(EXERCISE):
Work out how many lines of the listing hold "color", then state only that count.
______________________________
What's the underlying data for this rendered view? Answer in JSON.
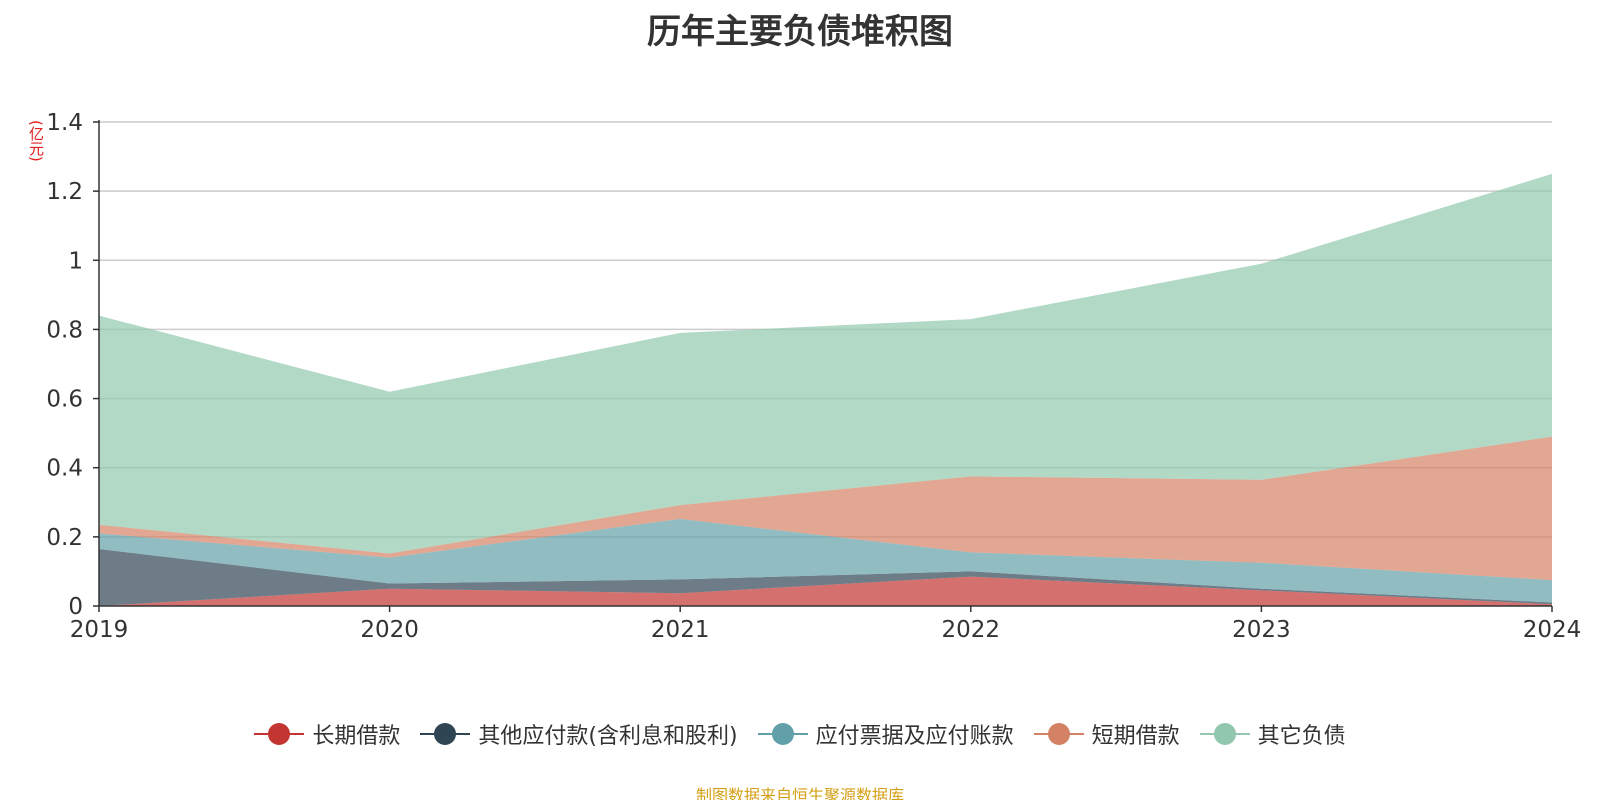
{
  "chart_data": {
    "type": "area",
    "title": "历年主要负债堆积图",
    "unit_label": "(亿元)",
    "x": [
      "2019",
      "2020",
      "2021",
      "2022",
      "2023",
      "2024"
    ],
    "ylim": [
      0,
      1.4
    ],
    "yticks": [
      "0",
      "0.2",
      "0.4",
      "0.6",
      "0.8",
      "1",
      "1.2",
      "1.4"
    ],
    "grid": true,
    "stacked": true,
    "legend_position": "bottom",
    "series": [
      {
        "name": "长期借款",
        "color": "#c23531",
        "values": [
          0.0,
          0.05,
          0.037,
          0.085,
          0.045,
          0.005
        ]
      },
      {
        "name": "其他应付款(含利息和股利)",
        "color": "#2f4554",
        "values": [
          0.165,
          0.015,
          0.04,
          0.015,
          0.005,
          0.005
        ]
      },
      {
        "name": "应付票据及应付账款",
        "color": "#61a0a8",
        "values": [
          0.045,
          0.075,
          0.175,
          0.055,
          0.075,
          0.065
        ]
      },
      {
        "name": "短期借款",
        "color": "#d48265",
        "values": [
          0.025,
          0.012,
          0.04,
          0.22,
          0.24,
          0.415
        ]
      },
      {
        "name": "其它负债",
        "color": "#91c7ae",
        "values": [
          0.605,
          0.468,
          0.498,
          0.455,
          0.625,
          0.76
        ]
      }
    ],
    "source": "制图数据来自恒生聚源数据库"
  }
}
______________________________
(TASK RESPONSE):
5